- What needs to be done
Restate all of the entries exactly, dropping any pictures they hold.

Entries from a dataset:
======

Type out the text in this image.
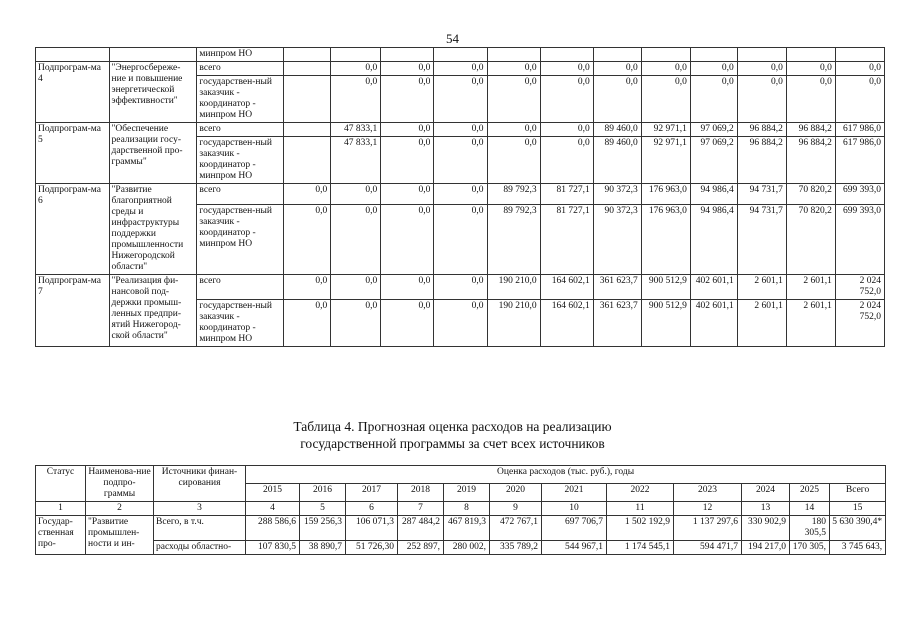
54
		минпром НО												
Подпрограм-ма 4	"Энергосбереже-ние и повышение энергетической эффективности"	всего		0,0	0,0	0,0	0,0	0,0	0,0	0,0	0,0	0,0	0,0	0,0
		государствен-ный заказчик - координатор - минпром НО		0,0	0,0	0,0	0,0	0,0	0,0	0,0	0,0	0,0	0,0	0,0
Подпрограм-ма 5	"Обеспечение реализации госу-дарственной про-граммы"	всего		47 833,1	0,0	0,0	0,0	0,0	89 460,0	92 971,1	97 069,2	96 884,2	96 884,2	617 986,0
		государствен-ный заказчик - координатор - минпром НО		47 833,1	0,0	0,0	0,0	0,0	89 460,0	92 971,1	97 069,2	96 884,2	96 884,2	617 986,0
Подпрограм-ма 6	"Развитие благоприятной среды и инфраструктуры поддержки промышленности Нижегородской области"	всего	0,0	0,0	0,0	0,0	89 792,3	81 727,1	90 372,3	176 963,0	94 986,4	94 731,7	70 820,2	699 393,0
		государствен-ный заказчик - координатор - минпром НО	0,0	0,0	0,0	0,0	89 792,3	81 727,1	90 372,3	176 963,0	94 986,4	94 731,7	70 820,2	699 393,0
Подпрограм-ма 7	"Реализация фи-нансовой под-держки промыш-ленных предпри-ятий Нижегород-ской области"	всего	0,0	0,0	0,0	0,0	190 210,0	164 602,1	361 623,7	900 512,9	402 601,1	2 601,1	2 601,1	2 024 752,0
		государствен-ный заказчик - координатор - минпром НО	0,0	0,0	0,0	0,0	190 210,0	164 602,1	361 623,7	900 512,9	402 601,1	2 601,1	2 601,1	2 024 752,0
Таблица 4. Прогнозная оценка расходов на реализацию
государственной программы за счет всех источников
Статус	Наименова-ние подпро-граммы	Источники финан-сирования	Оценка расходов (тыс. руб.), годы											
			2015	2016	2017	2018	2019	2020	2021	2022	2023	2024	2025	Всего
1	2	3	4	5	6	7	8	9	10	11	12	13	14	15
Государ-ственная про-	"Развитие промышлен-ности и ин-	Всего, в т.ч.	288 586,6	159 256,3	106 071,3	287 484,2	467 819,3	472 767,1	697 706,7	1 502 192,9	1 137 297,6	330 902,9	180 305,5	5 630 390,4*
		расходы областно-	107 830,5	38 890,7	51 726,30	252 897,	280 002,	335 789,2	544 967,1	1 174 545,1	594 471,7	194 217,0	170 305,	3 745 643,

======

- The output
Type out the text in this image.
54
		минпром НО												
Подпрограм-ма 4	"Энергосбереже-ние и повышение энергетической эффективности"	всего		0,0	0,0	0,0	0,0	0,0	0,0	0,0	0,0	0,0	0,0	0,0
		государствен-ный заказчик - координатор - минпром НО		0,0	0,0	0,0	0,0	0,0	0,0	0,0	0,0	0,0	0,0	0,0
Подпрограм-ма 5	"Обеспечение реализации госу-дарственной про-граммы"	всего		47 833,1	0,0	0,0	0,0	0,0	89 460,0	92 971,1	97 069,2	96 884,2	96 884,2	617 986,0
		государствен-ный заказчик - координатор - минпром НО		47 833,1	0,0	0,0	0,0	0,0	89 460,0	92 971,1	97 069,2	96 884,2	96 884,2	617 986,0
Подпрограм-ма 6	"Развитие благоприятной среды и инфраструктуры поддержки промышленности Нижегородской области"	всего	0,0	0,0	0,0	0,0	89 792,3	81 727,1	90 372,3	176 963,0	94 986,4	94 731,7	70 820,2	699 393,0
		государствен-ный заказчик - координатор - минпром НО	0,0	0,0	0,0	0,0	89 792,3	81 727,1	90 372,3	176 963,0	94 986,4	94 731,7	70 820,2	699 393,0
Подпрограм-ма 7	"Реализация фи-нансовой под-держки промыш-ленных предпри-ятий Нижегород-ской области"	всего	0,0	0,0	0,0	0,0	190 210,0	164 602,1	361 623,7	900 512,9	402 601,1	2 601,1	2 601,1	2 024 752,0
		государствен-ный заказчик - координатор - минпром НО	0,0	0,0	0,0	0,0	190 210,0	164 602,1	361 623,7	900 512,9	402 601,1	2 601,1	2 601,1	2 024 752,0
Таблица 4. Прогнозная оценка расходов на реализацию
государственной программы за счет всех источников
Статус	Наименова-ние подпро-граммы	Источники финан-сирования	Оценка расходов (тыс. руб.), годы											
			2015	2016	2017	2018	2019	2020	2021	2022	2023	2024	2025	Всего
1	2	3	4	5	6	7	8	9	10	11	12	13	14	15
Государ-ственная про-	"Развитие промышлен-ности и ин-	Всего, в т.ч.	288 586,6	159 256,3	106 071,3	287 484,2	467 819,3	472 767,1	697 706,7	1 502 192,9	1 137 297,6	330 902,9	180 305,5	5 630 390,4*
		расходы областно-	107 830,5	38 890,7	51 726,30	252 897,	280 002,	335 789,2	544 967,1	1 174 545,1	594 471,7	194 217,0	170 305,	3 745 643,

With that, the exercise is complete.